(What you need to do): Set down the full listing exactly as given. Any pictures are to be left out.

(Material for this exercise):

· · ·

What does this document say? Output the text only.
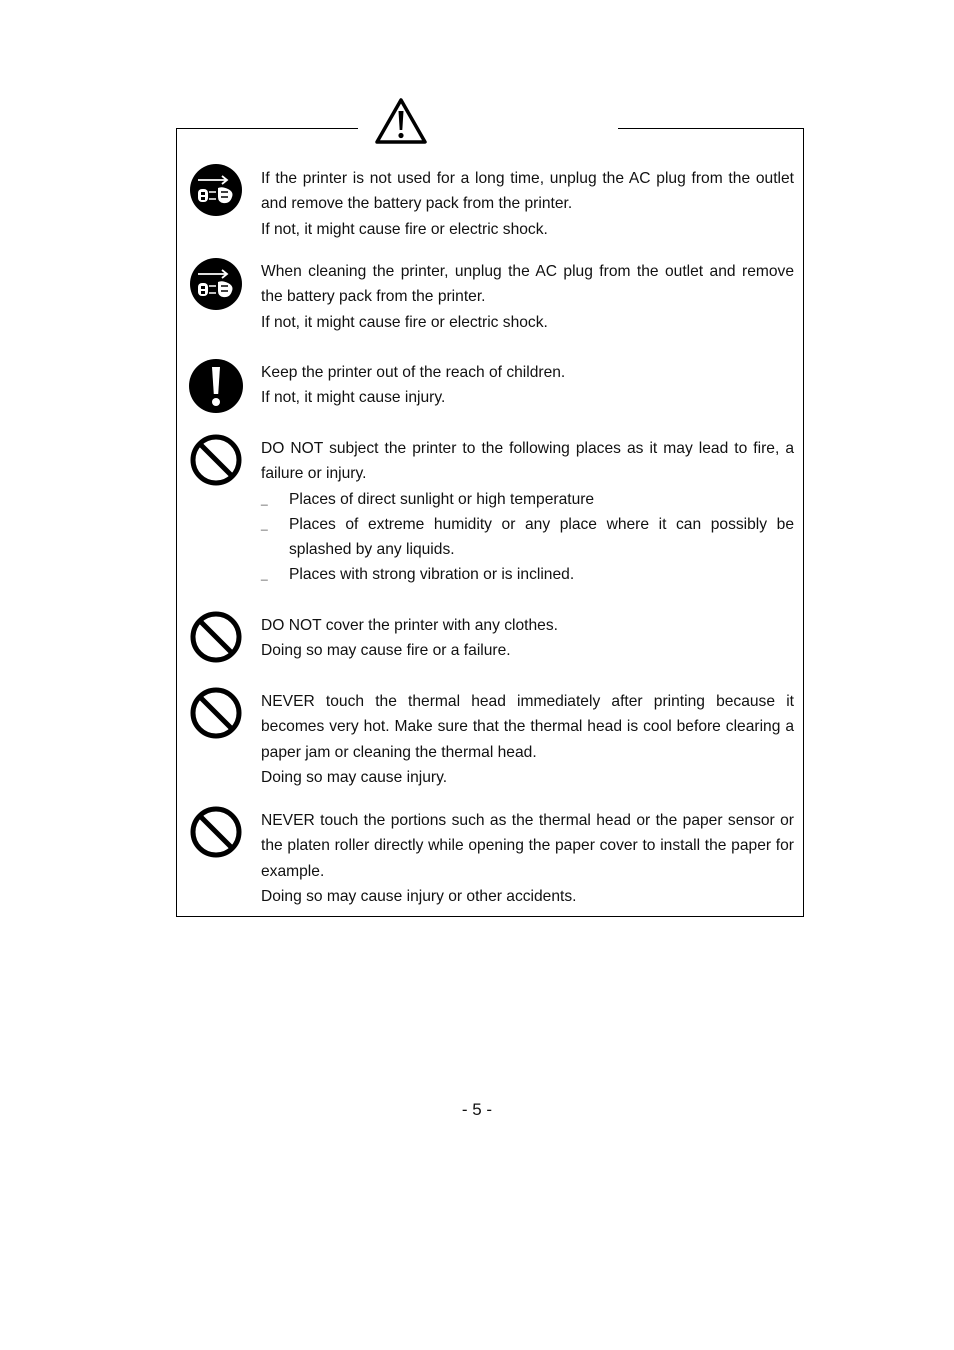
If the printer is not used for a long time, unplug the AC plug from the outlet and remove the battery pack from the printer.

If not, it might cause fire or electric shock.

When cleaning the printer, unplug the AC plug from the outlet and remove the battery pack from the printer.

If not, it might cause fire or electric shock.

Keep the printer out of the reach of children.

If not, it might cause injury.

DO NOT subject the printer to the following places as it may lead to fire, a failure or injury.

_ Places of direct sunlight or high temperature

_ Places of extreme humidity or any place where it can possibly be splashed by any liquids.

_ Places with strong vibration or is inclined.

DO NOT cover the printer with any clothes.

Doing so may cause fire or a failure.

NEVER touch the thermal head immediately after printing because it becomes very hot. Make sure that the thermal head is cool before clearing a paper jam or cleaning the thermal head.

Doing so may cause injury.

NEVER touch the portions such as the thermal head or the paper sensor or the platen roller directly while opening the paper cover to install the paper for example.

Doing so may cause injury or other accidents.

- 5 -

· · ·

(Answer to the problem):
What does this document say? Output the text only.
If the printer is not used for a long time, unplug the AC plug from the outlet and remove the battery pack from the printer.

If not, it might cause fire or electric shock.

When cleaning the printer, unplug the AC plug from the outlet and remove the battery pack from the printer.

If not, it might cause fire or electric shock.

Keep the printer out of the reach of children.

If not, it might cause injury.

DO NOT subject the printer to the following places as it may lead to fire, a failure or injury.

_ Places of direct sunlight or high temperature

_ Places of extreme humidity or any place where it can possibly be splashed by any liquids.

_ Places with strong vibration or is inclined.

DO NOT cover the printer with any clothes.

Doing so may cause fire or a failure.

NEVER touch the thermal head immediately after printing because it becomes very hot. Make sure that the thermal head is cool before clearing a paper jam or cleaning the thermal head.

Doing so may cause injury.

NEVER touch the portions such as the thermal head or the paper sensor or the platen roller directly while opening the paper cover to install the paper for example.

Doing so may cause injury or other accidents.

- 5 -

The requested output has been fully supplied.